### [EXERCÍCIOS A RESOLVER]
1: Imprima o trecho do texto sobre consumação mínima começando em "É muito comum" e indo até "que não consumiu.".
2: Reescreva de forma mais curta o parágrafo do texto sobre consumação mínima que começa com "É uma taxa mínima", mantendo seus fatos principais.

### [TRECHO DO TEXTO]
------------------------

A ilegalidade da cobrança de consumação mínima

A ilegalidade da cobrança de consumação mínima

O art. 39, I do CDC proíbe os fornecedores de impor limites quantitativos na venda de produtos e serviços. Saiba o que fazer quando for vítima da cobrança de consumação mínima.

INTRODUÇÃO

É muito comum sair a noite para se divertir em bares, danceterias, casas noturnas e nos depararmos, na entrada, com uma cobrança chamada popularmente de “consumação mínima”.

Mas afinal, o que é essa consumação mínima?

É uma taxa mínima, estabelecida unilateralmente pelos donos de bares e casas noturnas, que os clientes são obrigados a consumir ao entrar no estabelecimento. Caso a pessoa não queira ou não consiga consumir o valor pago, não terá seu dinheiro de volta, ou seja, não há escolha: ou consome a sua cota ou irá pagar por algo que não consumiu.

Embora seja uma prática muito comum, essa cobrança é condenável desde 1991, quando entrou em vigor a Lei Federal nº 8.078/90 (Código de Defesa do Consumidor – CDC).

A presente reportagem visa apontar os impedimentos legais previstos no Código de Defesa do Consumidor e em algumas leis estaduais; pretende também apresentar as alternativas que nós, consumidores, temos a disposição para não sermos mais vítima dessa prática abusiva.

O CÓDIGO DE DEFESA DO CONSUMIDOR

O CDC estabeleceu no art. 39 algumas práticas consideradas abusivas e, portanto, proibidas.

Práticas abusivas, de acordo com Rizzatto Nunes[1], “são ações e/ou condutas que, uma vez existentes, caracterizam-se como ilícitas, independentemente de se encontrar ou não algum consumidor lesado ou que se sinta lesado. São ilícitas em si, apenas por existirem de fato no mundo fenomênico.”

------------------------

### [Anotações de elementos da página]
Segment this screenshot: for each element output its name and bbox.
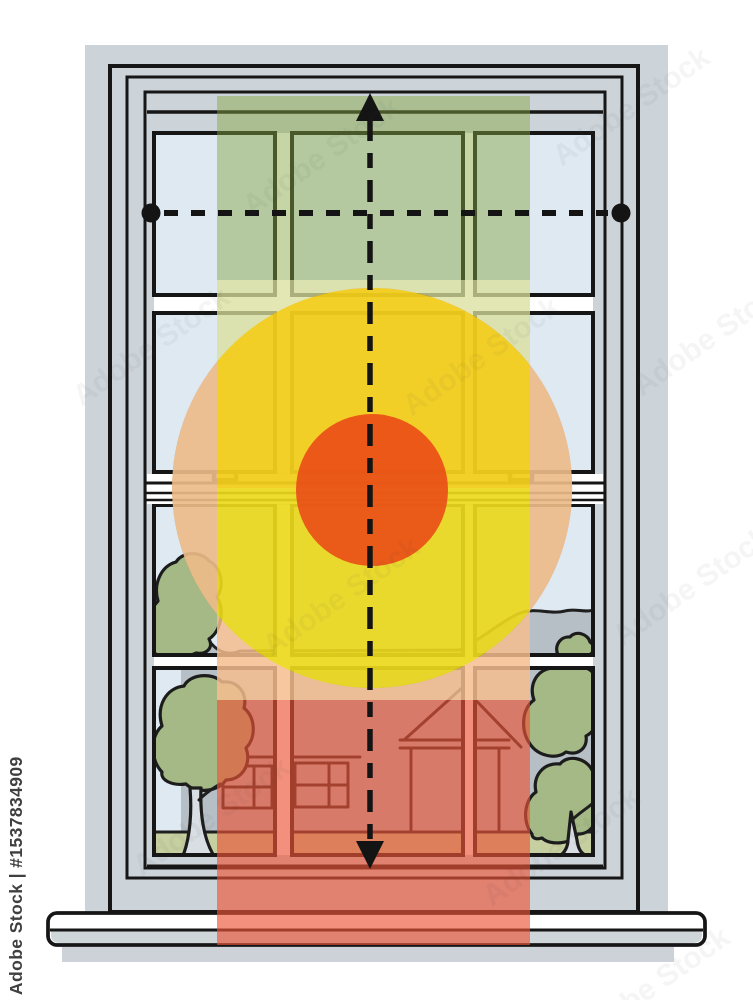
sill-shadow [62,947,674,962]
dimension-dot-right [612,204,631,223]
stock-credit-watermark: Adobe Stock | #1537834909 [6,756,27,995]
dimension-dot-left [142,204,161,223]
stock-illustration-sash-window: Adobe Stock | #1537834909 Adobe Stock Ad… [0,0,753,1000]
window-illustration-canvas [0,0,753,1000]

------------------------

### [RESULTADOS DAS TAREFAS]
1:
É muito comum sair a noite para se divertir em bares, danceterias, casas noturnas e nos depararmos, na entrada, com uma cobrança chamada popularmente de “consumação mínima”.

Mas afinal, o que é essa consumação mínima?

É uma taxa mínima, estabelecida unilateralmente pelos donos de bares e casas noturnas, que os clientes são obrigados a consumir ao entrar no estabelecimento. Caso a pessoa não queira ou não consiga consumir o valor pago, não terá seu dinheiro de volta, ou seja, não há escolha: ou consome a sua cota ou irá pagar por algo que não consumiu.

2: Trata-se de uma taxa mínima fixada unilateralmente pelos donos de bares e casas noturnas, que o cliente é obrigado a consumir ao entrar. Quem não consome o valor pago não recebe o dinheiro de volta: ou consome a cota, ou paga pelo que não consumiu.